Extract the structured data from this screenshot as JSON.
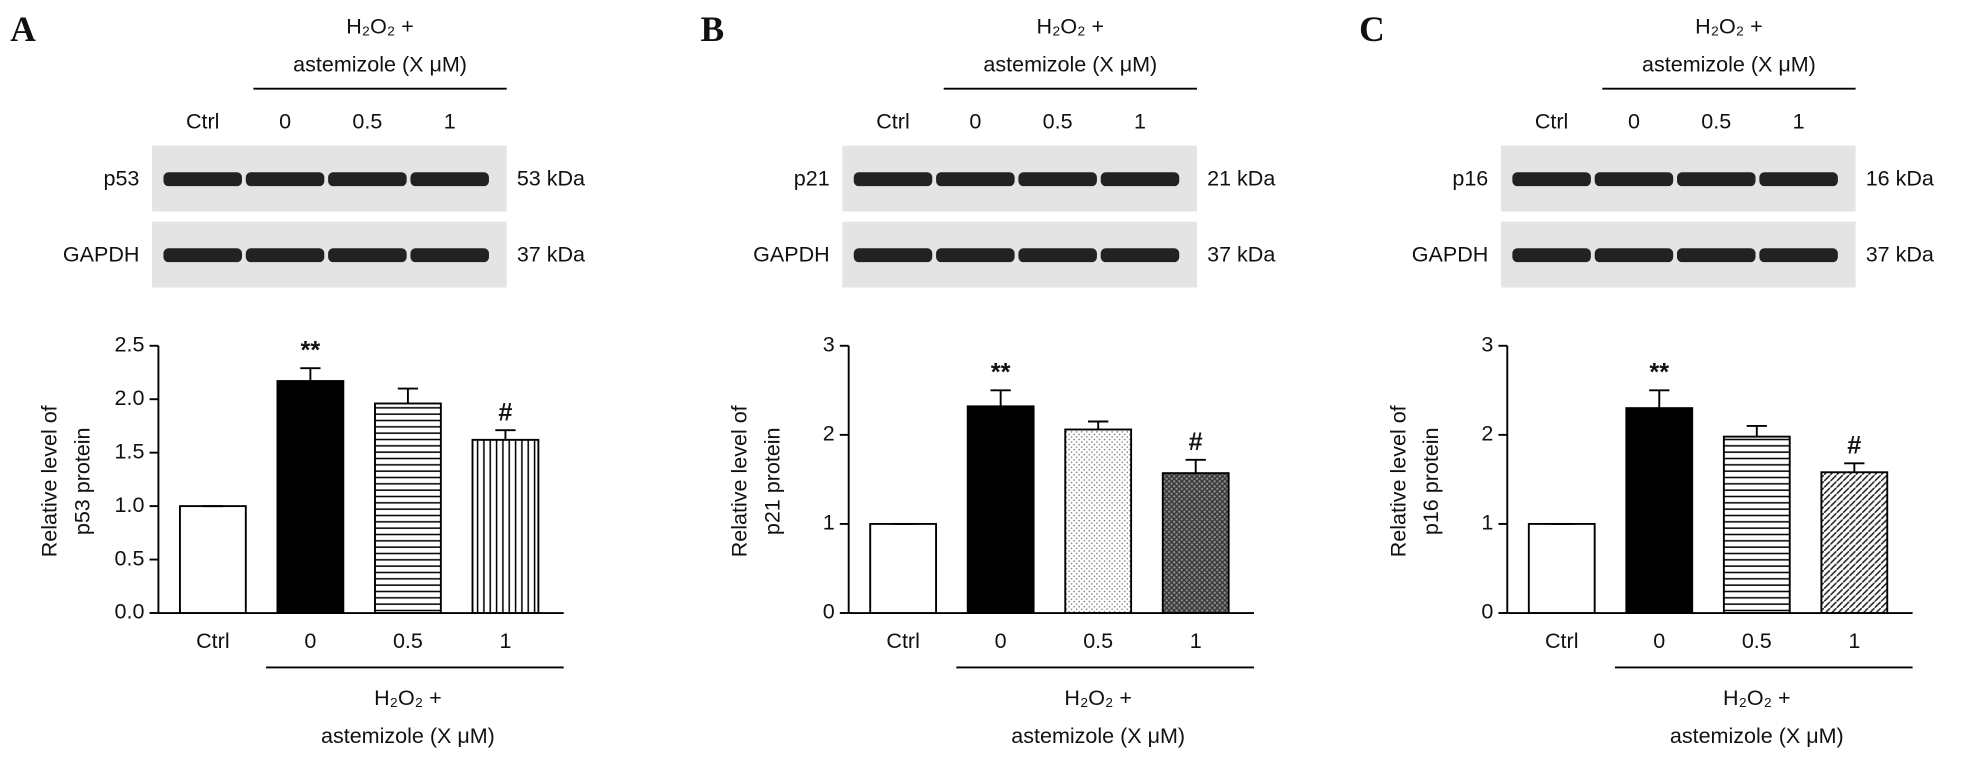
{
  "chart_data": [
    {
      "type": "bar",
      "panel": "A",
      "blot": {
        "header": [
          "H₂O₂ +",
          "astemizole (X μM)"
        ],
        "lanes": [
          "Ctrl",
          "0",
          "0.5",
          "1"
        ],
        "rows": [
          {
            "label": "p53",
            "size": "53 kDa"
          },
          {
            "label": "GAPDH",
            "size": "37 kDa"
          }
        ]
      },
      "ylabel": [
        "Relative level of",
        "p53 protein"
      ],
      "categories": [
        "Ctrl",
        "0",
        "0.5",
        "1"
      ],
      "group_label": [
        "H₂O₂ +",
        "astemizole (X μM)"
      ],
      "values": [
        1.0,
        2.17,
        1.96,
        1.62
      ],
      "errors": [
        0,
        0.12,
        0.14,
        0.09
      ],
      "annotations": [
        {
          "index": 1,
          "text": "**"
        },
        {
          "index": 3,
          "text": "#"
        }
      ],
      "fills": [
        "white",
        "black",
        "hlines",
        "vlines"
      ],
      "ylim": [
        0,
        2.5
      ],
      "yticks": [
        {
          "value": 0,
          "label": "0.0"
        },
        {
          "value": 0.5,
          "label": "0.5"
        },
        {
          "value": 1,
          "label": "1.0"
        },
        {
          "value": 1.5,
          "label": "1.5"
        },
        {
          "value": 2,
          "label": "2.0"
        },
        {
          "value": 2.5,
          "label": "2.5"
        }
      ]
    },
    {
      "type": "bar",
      "panel": "B",
      "blot": {
        "header": [
          "H₂O₂ +",
          "astemizole (X μM)"
        ],
        "lanes": [
          "Ctrl",
          "0",
          "0.5",
          "1"
        ],
        "rows": [
          {
            "label": "p21",
            "size": "21 kDa"
          },
          {
            "label": "GAPDH",
            "size": "37 kDa"
          }
        ]
      },
      "ylabel": [
        "Relative level of",
        "p21 protein"
      ],
      "categories": [
        "Ctrl",
        "0",
        "0.5",
        "1"
      ],
      "group_label": [
        "H₂O₂ +",
        "astemizole (X μM)"
      ],
      "values": [
        1.0,
        2.32,
        2.06,
        1.57
      ],
      "errors": [
        0,
        0.18,
        0.09,
        0.15
      ],
      "annotations": [
        {
          "index": 1,
          "text": "**"
        },
        {
          "index": 3,
          "text": "#"
        }
      ],
      "fills": [
        "white",
        "black",
        "dots",
        "crosshatch"
      ],
      "ylim": [
        0,
        3
      ],
      "yticks": [
        0,
        1,
        2,
        3
      ]
    },
    {
      "type": "bar",
      "panel": "C",
      "blot": {
        "header": [
          "H₂O₂ +",
          "astemizole (X μM)"
        ],
        "lanes": [
          "Ctrl",
          "0",
          "0.5",
          "1"
        ],
        "rows": [
          {
            "label": "p16",
            "size": "16 kDa"
          },
          {
            "label": "GAPDH",
            "size": "37 kDa"
          }
        ]
      },
      "ylabel": [
        "Relative level of",
        "p16 protein"
      ],
      "categories": [
        "Ctrl",
        "0",
        "0.5",
        "1"
      ],
      "group_label": [
        "H₂O₂ +",
        "astemizole (X μM)"
      ],
      "values": [
        1.0,
        2.3,
        1.98,
        1.58
      ],
      "errors": [
        0,
        0.2,
        0.12,
        0.1
      ],
      "annotations": [
        {
          "index": 1,
          "text": "**"
        },
        {
          "index": 3,
          "text": "#"
        }
      ],
      "fills": [
        "white",
        "black",
        "hlines",
        "diag"
      ],
      "ylim": [
        0,
        3
      ],
      "yticks": [
        0,
        1,
        2,
        3
      ]
    }
  ]
}
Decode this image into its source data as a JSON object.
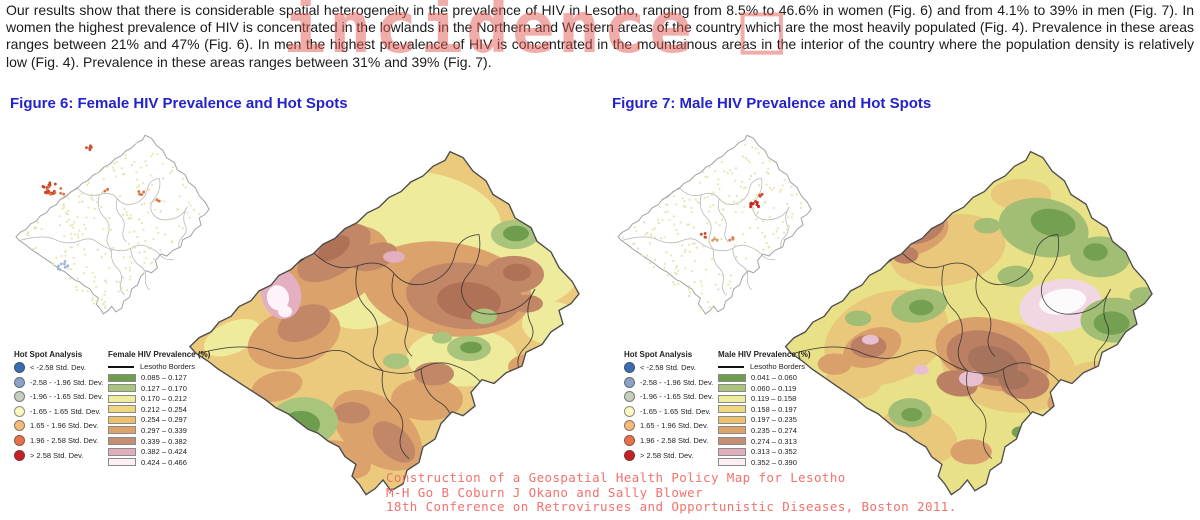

[Exercise prompt] Please return all of the entries word for word, excluding the pictures.

[Written reply]
Extract the structured data from this screenshot as JSON.
{
  "chart_data": [
    {
      "type": "bar",
      "panel": "A",
      "blot": {
        "header": [
          "H₂O₂ +",
          "astemizole (X μM)"
        ],
        "lanes": [
          "Ctrl",
          "0",
          "0.5",
          "1"
        ],
        "rows": [
          {
            "label": "p53",
            "size": "53 kDa"
          },
          {
            "label": "GAPDH",
            "size": "37 kDa"
          }
        ]
      },
      "ylabel": [
        "Relative level of",
        "p53 protein"
      ],
      "categories": [
        "Ctrl",
        "0",
        "0.5",
        "1"
      ],
      "group_label": [
        "H₂O₂ +",
        "astemizole (X μM)"
      ],
      "values": [
        1.0,
        2.17,
        1.96,
        1.62
      ],
      "errors": [
        0,
        0.12,
        0.14,
        0.09
      ],
      "annotations": [
        {
          "index": 1,
          "text": "**"
        },
        {
          "index": 3,
          "text": "#"
        }
      ],
      "fills": [
        "white",
        "black",
        "hlines",
        "vlines"
      ],
      "ylim": [
        0,
        2.5
      ],
      "yticks": [
        {
          "value": 0,
          "label": "0.0"
        },
        {
          "value": 0.5,
          "label": "0.5"
        },
        {
          "value": 1,
          "label": "1.0"
        },
        {
          "value": 1.5,
          "label": "1.5"
        },
        {
          "value": 2,
          "label": "2.0"
        },
        {
          "value": 2.5,
          "label": "2.5"
        }
      ]
    },
    {
      "type": "bar",
      "panel": "B",
      "blot": {
        "header": [
          "H₂O₂ +",
          "astemizole (X μM)"
        ],
        "lanes": [
          "Ctrl",
          "0",
          "0.5",
          "1"
        ],
        "rows": [
          {
            "label": "p21",
            "size": "21 kDa"
          },
          {
            "label": "GAPDH",
            "size": "37 kDa"
          }
        ]
      },
      "ylabel": [
        "Relative level of",
        "p21 protein"
      ],
      "categories": [
        "Ctrl",
        "0",
        "0.5",
        "1"
      ],
      "group_label": [
        "H₂O₂ +",
        "astemizole (X μM)"
      ],
      "values": [
        1.0,
        2.32,
        2.06,
        1.57
      ],
      "errors": [
        0,
        0.18,
        0.09,
        0.15
      ],
      "annotations": [
        {
          "index": 1,
          "text": "**"
        },
        {
          "index": 3,
          "text": "#"
        }
      ],
      "fills": [
        "white",
        "black",
        "dots",
        "crosshatch"
      ],
      "ylim": [
        0,
        3
      ],
      "yticks": [
        0,
        1,
        2,
        3
      ]
    },
    {
      "type": "bar",
      "panel": "C",
      "blot": {
        "header": [
          "H₂O₂ +",
          "astemizole (X μM)"
        ],
        "lanes": [
          "Ctrl",
          "0",
          "0.5",
          "1"
        ],
        "rows": [
          {
            "label": "p16",
            "size": "16 kDa"
          },
          {
            "label": "GAPDH",
            "size": "37 kDa"
          }
        ]
      },
      "ylabel": [
        "Relative level of",
        "p16 protein"
      ],
      "categories": [
        "Ctrl",
        "0",
        "0.5",
        "1"
      ],
      "group_label": [
        "H₂O₂ +",
        "astemizole (X μM)"
      ],
      "values": [
        1.0,
        2.3,
        1.98,
        1.58
      ],
      "errors": [
        0,
        0.2,
        0.12,
        0.1
      ],
      "annotations": [
        {
          "index": 1,
          "text": "**"
        },
        {
          "index": 3,
          "text": "#"
        }
      ],
      "fills": [
        "white",
        "black",
        "hlines",
        "diag"
      ],
      "ylim": [
        0,
        3
      ],
      "yticks": [
        0,
        1,
        2,
        3
      ]
    }
  ]
}
Decode this image into its source data as a JSON object.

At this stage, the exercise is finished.